-- START OF DATASET RECORDS --

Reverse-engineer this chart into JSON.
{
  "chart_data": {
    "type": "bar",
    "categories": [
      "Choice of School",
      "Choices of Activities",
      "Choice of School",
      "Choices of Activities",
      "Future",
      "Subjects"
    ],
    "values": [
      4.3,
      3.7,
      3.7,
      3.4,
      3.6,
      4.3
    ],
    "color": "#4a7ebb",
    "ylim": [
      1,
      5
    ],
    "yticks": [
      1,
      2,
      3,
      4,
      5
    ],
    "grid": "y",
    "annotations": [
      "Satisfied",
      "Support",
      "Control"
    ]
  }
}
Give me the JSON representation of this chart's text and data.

-- END OF DATASET RECORDS --
-- START OF DATASET RECORDS --

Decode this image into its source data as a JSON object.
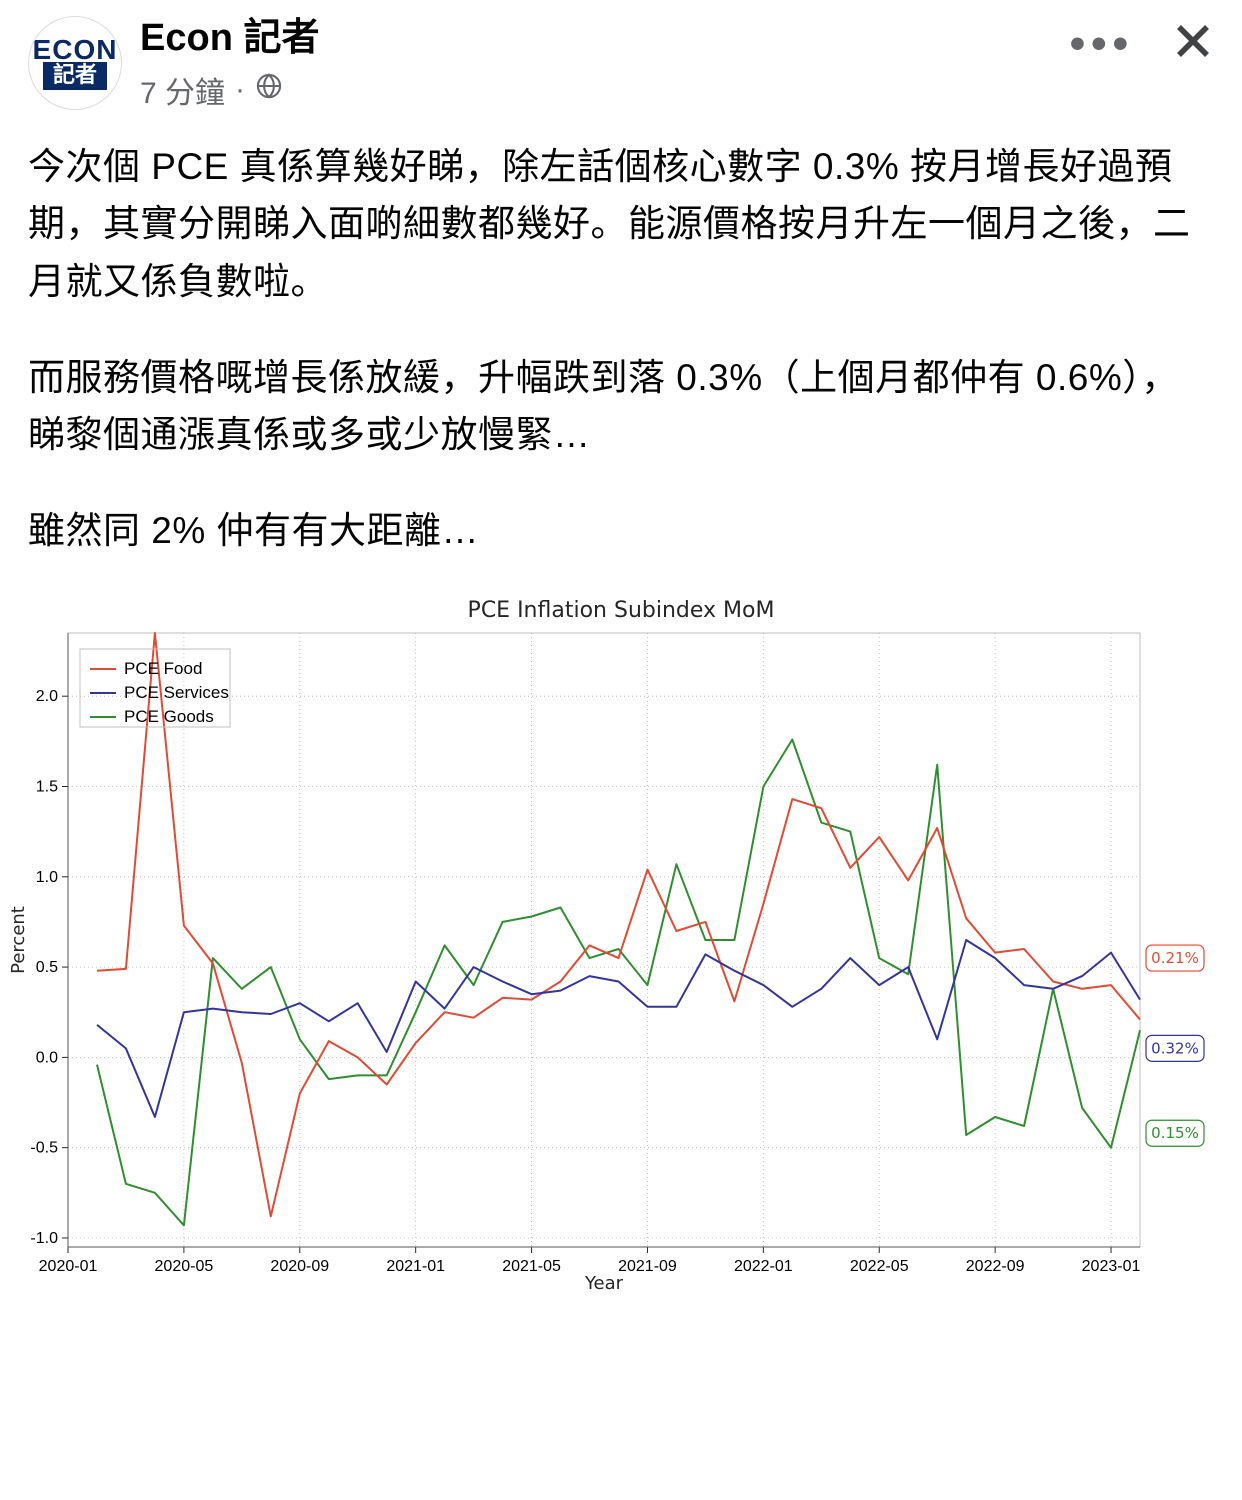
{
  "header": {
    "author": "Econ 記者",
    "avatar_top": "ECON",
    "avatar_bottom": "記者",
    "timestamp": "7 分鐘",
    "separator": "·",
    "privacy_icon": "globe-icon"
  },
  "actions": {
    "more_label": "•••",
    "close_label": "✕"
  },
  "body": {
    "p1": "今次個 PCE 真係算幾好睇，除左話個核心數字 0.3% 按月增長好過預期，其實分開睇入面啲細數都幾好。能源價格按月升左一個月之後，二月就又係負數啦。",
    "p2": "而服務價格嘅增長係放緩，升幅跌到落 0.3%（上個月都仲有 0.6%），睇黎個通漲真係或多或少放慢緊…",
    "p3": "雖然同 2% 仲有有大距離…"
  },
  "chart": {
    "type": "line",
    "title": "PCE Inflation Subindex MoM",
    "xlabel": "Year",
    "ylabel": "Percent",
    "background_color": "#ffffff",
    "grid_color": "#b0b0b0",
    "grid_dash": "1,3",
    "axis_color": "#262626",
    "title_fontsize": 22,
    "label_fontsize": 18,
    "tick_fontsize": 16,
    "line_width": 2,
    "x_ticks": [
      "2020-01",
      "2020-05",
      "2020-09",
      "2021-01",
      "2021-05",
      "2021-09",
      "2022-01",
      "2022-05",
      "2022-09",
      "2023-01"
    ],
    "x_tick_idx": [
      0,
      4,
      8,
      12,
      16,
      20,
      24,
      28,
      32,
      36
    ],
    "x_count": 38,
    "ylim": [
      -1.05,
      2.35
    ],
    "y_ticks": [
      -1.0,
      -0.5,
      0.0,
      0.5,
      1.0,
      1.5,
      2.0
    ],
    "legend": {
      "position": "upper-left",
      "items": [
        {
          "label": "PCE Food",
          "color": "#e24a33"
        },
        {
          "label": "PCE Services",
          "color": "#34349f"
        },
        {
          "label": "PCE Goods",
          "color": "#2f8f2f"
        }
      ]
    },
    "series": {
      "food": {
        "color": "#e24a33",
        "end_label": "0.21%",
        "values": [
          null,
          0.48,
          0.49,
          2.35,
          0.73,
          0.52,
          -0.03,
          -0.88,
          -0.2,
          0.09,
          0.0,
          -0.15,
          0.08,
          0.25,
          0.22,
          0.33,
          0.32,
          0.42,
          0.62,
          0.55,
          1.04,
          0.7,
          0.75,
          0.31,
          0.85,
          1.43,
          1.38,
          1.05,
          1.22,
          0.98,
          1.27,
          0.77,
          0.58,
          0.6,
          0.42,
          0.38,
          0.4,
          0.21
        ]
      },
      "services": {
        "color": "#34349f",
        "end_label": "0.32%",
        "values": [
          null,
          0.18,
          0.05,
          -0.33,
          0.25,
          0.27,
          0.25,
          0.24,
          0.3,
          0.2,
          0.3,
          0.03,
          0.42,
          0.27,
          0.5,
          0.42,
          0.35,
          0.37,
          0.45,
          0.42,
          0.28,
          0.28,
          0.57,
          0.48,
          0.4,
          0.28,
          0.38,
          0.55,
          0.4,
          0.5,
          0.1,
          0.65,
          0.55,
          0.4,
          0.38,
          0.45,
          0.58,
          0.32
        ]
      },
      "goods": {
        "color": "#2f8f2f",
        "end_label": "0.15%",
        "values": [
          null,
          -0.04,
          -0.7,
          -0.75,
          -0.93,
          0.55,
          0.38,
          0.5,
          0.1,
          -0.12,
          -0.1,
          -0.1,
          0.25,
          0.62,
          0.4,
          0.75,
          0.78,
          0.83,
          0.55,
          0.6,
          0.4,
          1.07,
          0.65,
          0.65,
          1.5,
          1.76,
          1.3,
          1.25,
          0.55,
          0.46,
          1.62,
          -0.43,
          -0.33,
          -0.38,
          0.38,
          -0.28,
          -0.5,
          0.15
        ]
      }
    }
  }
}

-- END OF DATASET RECORDS --

### EXERCISE TASK
Print exactly the lines from the line with "Reverse-engineer this chart into JSON." to the line with "Give me the", both included, and nothing else.

### RESPONSE FOR THIS EXERCISE
Reverse-engineer this chart into JSON.
{
  "chart_data": {
    "type": "bar",
    "categories": [
      "Choice of School",
      "Choices of Activities",
      "Choice of School",
      "Choices of Activities",
      "Future",
      "Subjects"
    ],
    "values": [
      4.3,
      3.7,
      3.7,
      3.4,
      3.6,
      4.3
    ],
    "color": "#4a7ebb",
    "ylim": [
      1,
      5
    ],
    "yticks": [
      1,
      2,
      3,
      4,
      5
    ],
    "grid": "y",
    "annotations": [
      "Satisfied",
      "Support",
      "Control"
    ]
  }
}
Give me the JSON representation of this chart's text and data.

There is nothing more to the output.